GIVEN TASK |
Select every line below containing the word "true".

RAW DATA |
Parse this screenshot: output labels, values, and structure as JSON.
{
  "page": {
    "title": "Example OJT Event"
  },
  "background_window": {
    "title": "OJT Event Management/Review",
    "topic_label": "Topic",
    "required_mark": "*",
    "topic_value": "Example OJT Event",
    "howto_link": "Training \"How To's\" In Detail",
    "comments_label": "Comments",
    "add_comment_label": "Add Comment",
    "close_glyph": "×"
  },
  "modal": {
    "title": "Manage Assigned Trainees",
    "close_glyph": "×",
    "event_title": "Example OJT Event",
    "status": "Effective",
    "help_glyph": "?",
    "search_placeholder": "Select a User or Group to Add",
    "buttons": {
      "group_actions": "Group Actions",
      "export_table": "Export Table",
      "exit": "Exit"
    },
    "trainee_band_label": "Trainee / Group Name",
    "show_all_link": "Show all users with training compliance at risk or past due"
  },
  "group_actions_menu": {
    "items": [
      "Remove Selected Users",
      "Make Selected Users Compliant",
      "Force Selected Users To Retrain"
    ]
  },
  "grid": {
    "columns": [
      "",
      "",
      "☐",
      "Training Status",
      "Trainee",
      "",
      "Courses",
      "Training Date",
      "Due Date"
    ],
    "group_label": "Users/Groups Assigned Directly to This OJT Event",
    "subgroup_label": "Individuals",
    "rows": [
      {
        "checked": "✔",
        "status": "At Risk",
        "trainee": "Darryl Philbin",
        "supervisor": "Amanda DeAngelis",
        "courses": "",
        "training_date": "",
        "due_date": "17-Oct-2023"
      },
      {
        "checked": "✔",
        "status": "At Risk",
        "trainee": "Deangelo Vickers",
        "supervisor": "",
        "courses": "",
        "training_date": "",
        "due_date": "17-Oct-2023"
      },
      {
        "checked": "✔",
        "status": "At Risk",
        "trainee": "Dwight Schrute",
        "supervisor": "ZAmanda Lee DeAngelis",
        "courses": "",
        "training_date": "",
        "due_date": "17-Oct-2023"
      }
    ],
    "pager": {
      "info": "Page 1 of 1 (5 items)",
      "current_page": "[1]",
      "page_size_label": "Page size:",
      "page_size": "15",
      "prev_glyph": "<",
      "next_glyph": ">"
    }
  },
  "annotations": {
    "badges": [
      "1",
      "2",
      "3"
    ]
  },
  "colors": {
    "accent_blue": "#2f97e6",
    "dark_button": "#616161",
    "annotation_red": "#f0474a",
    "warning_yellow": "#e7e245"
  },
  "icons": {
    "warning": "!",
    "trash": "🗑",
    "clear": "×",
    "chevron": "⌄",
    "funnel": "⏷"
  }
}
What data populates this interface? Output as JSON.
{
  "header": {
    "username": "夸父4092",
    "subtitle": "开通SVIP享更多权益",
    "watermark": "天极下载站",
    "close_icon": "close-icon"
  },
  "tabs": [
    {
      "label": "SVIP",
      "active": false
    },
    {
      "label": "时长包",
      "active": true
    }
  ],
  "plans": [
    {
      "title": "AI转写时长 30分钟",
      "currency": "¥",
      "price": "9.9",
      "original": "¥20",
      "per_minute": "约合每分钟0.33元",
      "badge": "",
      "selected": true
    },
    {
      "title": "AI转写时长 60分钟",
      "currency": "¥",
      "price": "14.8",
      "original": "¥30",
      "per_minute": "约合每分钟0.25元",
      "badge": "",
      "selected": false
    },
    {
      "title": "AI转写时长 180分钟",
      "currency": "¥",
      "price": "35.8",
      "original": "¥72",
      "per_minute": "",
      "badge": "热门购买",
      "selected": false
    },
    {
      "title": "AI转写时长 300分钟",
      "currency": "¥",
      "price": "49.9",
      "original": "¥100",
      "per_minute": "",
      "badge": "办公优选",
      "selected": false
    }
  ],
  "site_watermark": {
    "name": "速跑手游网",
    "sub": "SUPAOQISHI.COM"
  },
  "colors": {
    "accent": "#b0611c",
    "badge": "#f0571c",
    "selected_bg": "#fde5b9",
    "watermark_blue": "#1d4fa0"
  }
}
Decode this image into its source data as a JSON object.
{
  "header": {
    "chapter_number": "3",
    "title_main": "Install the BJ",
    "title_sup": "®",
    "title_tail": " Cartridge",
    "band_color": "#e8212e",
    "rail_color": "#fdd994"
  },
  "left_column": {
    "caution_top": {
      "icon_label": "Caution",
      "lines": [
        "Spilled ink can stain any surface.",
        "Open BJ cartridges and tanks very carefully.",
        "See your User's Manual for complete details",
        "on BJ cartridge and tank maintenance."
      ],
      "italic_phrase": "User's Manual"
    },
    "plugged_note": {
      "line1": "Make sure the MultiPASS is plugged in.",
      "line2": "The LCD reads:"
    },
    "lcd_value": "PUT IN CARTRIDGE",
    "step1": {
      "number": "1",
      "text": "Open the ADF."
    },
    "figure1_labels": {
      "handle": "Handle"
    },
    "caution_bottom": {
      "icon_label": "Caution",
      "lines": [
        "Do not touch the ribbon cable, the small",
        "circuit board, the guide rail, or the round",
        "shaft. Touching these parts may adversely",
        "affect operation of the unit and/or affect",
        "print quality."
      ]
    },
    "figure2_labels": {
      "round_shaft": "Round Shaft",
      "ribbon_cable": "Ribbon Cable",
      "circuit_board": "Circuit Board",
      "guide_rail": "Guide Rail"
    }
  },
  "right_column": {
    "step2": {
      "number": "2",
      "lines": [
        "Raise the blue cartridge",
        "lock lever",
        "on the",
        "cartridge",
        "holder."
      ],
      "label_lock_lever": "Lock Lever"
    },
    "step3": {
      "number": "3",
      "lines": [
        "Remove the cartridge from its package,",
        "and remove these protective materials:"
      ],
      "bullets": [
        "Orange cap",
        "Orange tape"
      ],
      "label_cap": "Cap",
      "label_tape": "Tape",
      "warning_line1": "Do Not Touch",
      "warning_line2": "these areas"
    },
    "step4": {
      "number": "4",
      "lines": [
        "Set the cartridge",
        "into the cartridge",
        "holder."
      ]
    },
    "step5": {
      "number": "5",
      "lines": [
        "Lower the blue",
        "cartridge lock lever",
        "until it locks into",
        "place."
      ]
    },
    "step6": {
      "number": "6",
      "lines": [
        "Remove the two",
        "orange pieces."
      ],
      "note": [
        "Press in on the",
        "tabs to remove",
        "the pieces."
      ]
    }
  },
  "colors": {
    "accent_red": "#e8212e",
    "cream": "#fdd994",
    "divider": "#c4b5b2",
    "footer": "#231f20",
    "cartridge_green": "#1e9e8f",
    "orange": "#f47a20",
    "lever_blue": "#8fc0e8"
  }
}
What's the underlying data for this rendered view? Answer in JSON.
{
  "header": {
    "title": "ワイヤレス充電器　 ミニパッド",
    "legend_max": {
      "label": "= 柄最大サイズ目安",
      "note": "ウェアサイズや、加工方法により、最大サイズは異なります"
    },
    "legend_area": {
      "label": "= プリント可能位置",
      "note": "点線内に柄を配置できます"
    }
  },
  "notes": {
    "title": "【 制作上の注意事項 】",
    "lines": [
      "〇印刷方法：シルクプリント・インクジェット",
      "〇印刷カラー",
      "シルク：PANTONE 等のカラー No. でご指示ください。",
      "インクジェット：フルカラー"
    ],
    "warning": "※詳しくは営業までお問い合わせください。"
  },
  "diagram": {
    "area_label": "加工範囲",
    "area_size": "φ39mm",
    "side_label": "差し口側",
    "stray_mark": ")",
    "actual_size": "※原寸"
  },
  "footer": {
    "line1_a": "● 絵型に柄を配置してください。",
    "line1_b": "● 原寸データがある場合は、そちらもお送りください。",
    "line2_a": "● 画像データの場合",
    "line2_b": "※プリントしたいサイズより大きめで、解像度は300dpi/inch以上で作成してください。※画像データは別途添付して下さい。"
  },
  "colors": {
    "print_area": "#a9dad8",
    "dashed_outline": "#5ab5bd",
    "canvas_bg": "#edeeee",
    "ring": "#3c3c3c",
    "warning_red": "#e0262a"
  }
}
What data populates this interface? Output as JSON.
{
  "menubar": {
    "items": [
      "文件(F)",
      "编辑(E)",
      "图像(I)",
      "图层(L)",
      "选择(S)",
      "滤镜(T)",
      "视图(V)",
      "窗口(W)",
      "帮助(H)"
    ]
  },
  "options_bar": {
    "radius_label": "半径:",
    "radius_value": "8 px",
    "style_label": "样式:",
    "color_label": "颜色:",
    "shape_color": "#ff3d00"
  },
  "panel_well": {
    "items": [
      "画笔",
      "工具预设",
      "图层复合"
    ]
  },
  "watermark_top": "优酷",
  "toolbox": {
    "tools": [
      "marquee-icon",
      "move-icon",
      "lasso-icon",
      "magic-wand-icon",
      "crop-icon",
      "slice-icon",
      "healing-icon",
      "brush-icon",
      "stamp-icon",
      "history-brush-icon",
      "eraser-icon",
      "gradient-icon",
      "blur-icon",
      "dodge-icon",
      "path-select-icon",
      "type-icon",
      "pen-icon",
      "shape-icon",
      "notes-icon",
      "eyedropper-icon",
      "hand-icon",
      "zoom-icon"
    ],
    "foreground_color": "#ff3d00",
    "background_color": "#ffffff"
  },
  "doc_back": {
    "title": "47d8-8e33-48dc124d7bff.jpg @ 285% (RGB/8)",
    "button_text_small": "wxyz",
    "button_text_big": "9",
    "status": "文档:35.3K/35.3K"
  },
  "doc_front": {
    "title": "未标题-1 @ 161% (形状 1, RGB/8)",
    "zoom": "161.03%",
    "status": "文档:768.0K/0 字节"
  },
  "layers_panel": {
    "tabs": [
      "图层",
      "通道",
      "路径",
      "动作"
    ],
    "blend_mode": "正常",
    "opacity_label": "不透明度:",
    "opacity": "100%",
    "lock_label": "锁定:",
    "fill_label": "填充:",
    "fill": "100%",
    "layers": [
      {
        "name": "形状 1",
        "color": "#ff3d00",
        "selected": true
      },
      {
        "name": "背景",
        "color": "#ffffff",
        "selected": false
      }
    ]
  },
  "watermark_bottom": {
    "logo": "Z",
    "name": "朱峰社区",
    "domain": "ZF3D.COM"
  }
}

CORRECT OUTPUT |
      "active": true
      "selected": true
        "selected": true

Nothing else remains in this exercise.